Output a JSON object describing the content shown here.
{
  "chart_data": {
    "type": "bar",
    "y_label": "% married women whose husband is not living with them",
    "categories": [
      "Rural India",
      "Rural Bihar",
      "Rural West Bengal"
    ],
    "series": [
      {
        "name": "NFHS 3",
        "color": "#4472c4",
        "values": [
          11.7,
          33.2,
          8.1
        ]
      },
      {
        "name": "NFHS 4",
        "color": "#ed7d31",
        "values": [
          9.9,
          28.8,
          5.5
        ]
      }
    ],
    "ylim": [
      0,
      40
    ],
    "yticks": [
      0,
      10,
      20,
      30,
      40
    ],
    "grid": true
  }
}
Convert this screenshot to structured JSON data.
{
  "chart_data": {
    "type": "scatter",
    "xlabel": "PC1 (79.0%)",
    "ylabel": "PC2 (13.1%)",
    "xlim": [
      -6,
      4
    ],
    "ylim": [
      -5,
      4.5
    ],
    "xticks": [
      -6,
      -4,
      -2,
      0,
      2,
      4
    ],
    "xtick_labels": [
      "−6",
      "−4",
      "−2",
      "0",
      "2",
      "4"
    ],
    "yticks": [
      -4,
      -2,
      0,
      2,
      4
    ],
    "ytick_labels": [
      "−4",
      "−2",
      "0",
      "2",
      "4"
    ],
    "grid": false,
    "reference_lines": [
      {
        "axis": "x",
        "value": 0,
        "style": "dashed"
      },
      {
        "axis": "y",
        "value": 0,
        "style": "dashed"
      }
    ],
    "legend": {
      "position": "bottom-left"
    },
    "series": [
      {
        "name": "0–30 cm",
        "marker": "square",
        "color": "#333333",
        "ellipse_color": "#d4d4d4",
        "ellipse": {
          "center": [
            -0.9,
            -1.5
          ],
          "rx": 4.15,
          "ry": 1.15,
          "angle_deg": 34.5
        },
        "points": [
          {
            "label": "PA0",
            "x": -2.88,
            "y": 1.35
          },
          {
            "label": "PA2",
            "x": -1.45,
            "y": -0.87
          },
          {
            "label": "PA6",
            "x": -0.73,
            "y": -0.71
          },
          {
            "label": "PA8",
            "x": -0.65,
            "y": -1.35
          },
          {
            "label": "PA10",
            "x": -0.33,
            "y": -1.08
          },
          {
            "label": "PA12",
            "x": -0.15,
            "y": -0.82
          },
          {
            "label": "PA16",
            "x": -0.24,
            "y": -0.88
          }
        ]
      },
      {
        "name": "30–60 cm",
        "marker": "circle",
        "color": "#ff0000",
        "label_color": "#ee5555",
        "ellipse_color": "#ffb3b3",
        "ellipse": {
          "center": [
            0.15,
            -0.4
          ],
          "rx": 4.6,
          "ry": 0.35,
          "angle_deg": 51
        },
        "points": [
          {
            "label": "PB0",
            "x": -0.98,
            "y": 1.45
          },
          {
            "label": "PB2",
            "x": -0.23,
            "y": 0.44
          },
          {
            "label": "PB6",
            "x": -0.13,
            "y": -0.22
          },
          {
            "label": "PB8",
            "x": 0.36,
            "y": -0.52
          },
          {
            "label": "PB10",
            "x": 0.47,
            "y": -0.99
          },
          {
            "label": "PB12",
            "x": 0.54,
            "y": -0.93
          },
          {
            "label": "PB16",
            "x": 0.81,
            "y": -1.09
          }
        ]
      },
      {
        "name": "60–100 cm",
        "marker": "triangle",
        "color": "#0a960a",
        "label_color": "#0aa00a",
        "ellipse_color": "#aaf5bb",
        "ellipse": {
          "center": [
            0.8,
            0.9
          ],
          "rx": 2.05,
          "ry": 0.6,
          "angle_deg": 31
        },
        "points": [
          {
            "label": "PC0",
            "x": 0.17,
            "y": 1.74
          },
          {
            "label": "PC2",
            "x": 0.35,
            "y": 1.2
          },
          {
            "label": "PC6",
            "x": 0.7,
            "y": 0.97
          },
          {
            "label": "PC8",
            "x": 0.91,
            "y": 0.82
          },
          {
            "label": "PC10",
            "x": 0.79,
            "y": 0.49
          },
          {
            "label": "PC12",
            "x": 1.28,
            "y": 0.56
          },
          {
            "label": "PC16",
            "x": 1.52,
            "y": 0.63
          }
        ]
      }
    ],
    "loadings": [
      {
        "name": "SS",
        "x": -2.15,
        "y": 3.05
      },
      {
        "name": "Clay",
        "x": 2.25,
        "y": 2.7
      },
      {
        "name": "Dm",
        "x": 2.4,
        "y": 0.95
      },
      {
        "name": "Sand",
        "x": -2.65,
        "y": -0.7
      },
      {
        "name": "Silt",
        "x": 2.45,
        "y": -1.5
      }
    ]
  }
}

+===+

GIVEN REQUEST:
Repeat the records exactly, including every line.

THE OUTPUT:
Output a JSON object describing the content shown here.
{
  "chart_data": {
    "type": "bar",
    "y_label": "% married women whose husband is not living with them",
    "categories": [
      "Rural India",
      "Rural Bihar",
      "Rural West Bengal"
    ],
    "series": [
      {
        "name": "NFHS 3",
        "color": "#4472c4",
        "values": [
          11.7,
          33.2,
          8.1
        ]
      },
      {
        "name": "NFHS 4",
        "color": "#ed7d31",
        "values": [
          9.9,
          28.8,
          5.5
        ]
      }
    ],
    "ylim": [
      0,
      40
    ],
    "yticks": [
      0,
      10,
      20,
      30,
      40
    ],
    "grid": true
  }
}
Convert this screenshot to structured JSON data.
{
  "chart_data": {
    "type": "scatter",
    "xlabel": "PC1 (79.0%)",
    "ylabel": "PC2 (13.1%)",
    "xlim": [
      -6,
      4
    ],
    "ylim": [
      -5,
      4.5
    ],
    "xticks": [
      -6,
      -4,
      -2,
      0,
      2,
      4
    ],
    "xtick_labels": [
      "−6",
      "−4",
      "−2",
      "0",
      "2",
      "4"
    ],
    "yticks": [
      -4,
      -2,
      0,
      2,
      4
    ],
    "ytick_labels": [
      "−4",
      "−2",
      "0",
      "2",
      "4"
    ],
    "grid": false,
    "reference_lines": [
      {
        "axis": "x",
        "value": 0,
        "style": "dashed"
      },
      {
        "axis": "y",
        "value": 0,
        "style": "dashed"
      }
    ],
    "legend": {
      "position": "bottom-left"
    },
    "series": [
      {
        "name": "0–30 cm",
        "marker": "square",
        "color": "#333333",
        "ellipse_color": "#d4d4d4",
        "ellipse": {
          "center": [
            -0.9,
            -1.5
          ],
          "rx": 4.15,
          "ry": 1.15,
          "angle_deg": 34.5
        },
        "points": [
          {
            "label": "PA0",
            "x": -2.88,
            "y": 1.35
          },
          {
            "label": "PA2",
            "x": -1.45,
            "y": -0.87
          },
          {
            "label": "PA6",
            "x": -0.73,
            "y": -0.71
          },
          {
            "label": "PA8",
            "x": -0.65,
            "y": -1.35
          },
          {
            "label": "PA10",
            "x": -0.33,
            "y": -1.08
          },
          {
            "label": "PA12",
            "x": -0.15,
            "y": -0.82
          },
          {
            "label": "PA16",
            "x": -0.24,
            "y": -0.88
          }
        ]
      },
      {
        "name": "30–60 cm",
        "marker": "circle",
        "color": "#ff0000",
        "label_color": "#ee5555",
        "ellipse_color": "#ffb3b3",
        "ellipse": {
          "center": [
            0.15,
            -0.4
          ],
          "rx": 4.6,
          "ry": 0.35,
          "angle_deg": 51
        },
        "points": [
          {
            "label": "PB0",
            "x": -0.98,
            "y": 1.45
          },
          {
            "label": "PB2",
            "x": -0.23,
            "y": 0.44
          },
          {
            "label": "PB6",
            "x": -0.13,
            "y": -0.22
          },
          {
            "label": "PB8",
            "x": 0.36,
            "y": -0.52
          },
          {
            "label": "PB10",
            "x": 0.47,
            "y": -0.99
          },
          {
            "label": "PB12",
            "x": 0.54,
            "y": -0.93
          },
          {
            "label": "PB16",
            "x": 0.81,
            "y": -1.09
          }
        ]
      },
      {
        "name": "60–100 cm",
        "marker": "triangle",
        "color": "#0a960a",
        "label_color": "#0aa00a",
        "ellipse_color": "#aaf5bb",
        "ellipse": {
          "center": [
            0.8,
            0.9
          ],
          "rx": 2.05,
          "ry": 0.6,
          "angle_deg": 31
        },
        "points": [
          {
            "label": "PC0",
            "x": 0.17,
            "y": 1.74
          },
          {
            "label": "PC2",
            "x": 0.35,
            "y": 1.2
          },
          {
            "label": "PC6",
            "x": 0.7,
            "y": 0.97
          },
          {
            "label": "PC8",
            "x": 0.91,
            "y": 0.82
          },
          {
            "label": "PC10",
            "x": 0.79,
            "y": 0.49
          },
          {
            "label": "PC12",
            "x": 1.28,
            "y": 0.56
          },
          {
            "label": "PC16",
            "x": 1.52,
            "y": 0.63
          }
        ]
      }
    ],
    "loadings": [
      {
        "name": "SS",
        "x": -2.15,
        "y": 3.05
      },
      {
        "name": "Clay",
        "x": 2.25,
        "y": 2.7
      },
      {
        "name": "Dm",
        "x": 2.4,
        "y": 0.95
      },
      {
        "name": "Sand",
        "x": -2.65,
        "y": -0.7
      },
      {
        "name": "Silt",
        "x": 2.45,
        "y": -1.5
      }
    ]
  }
}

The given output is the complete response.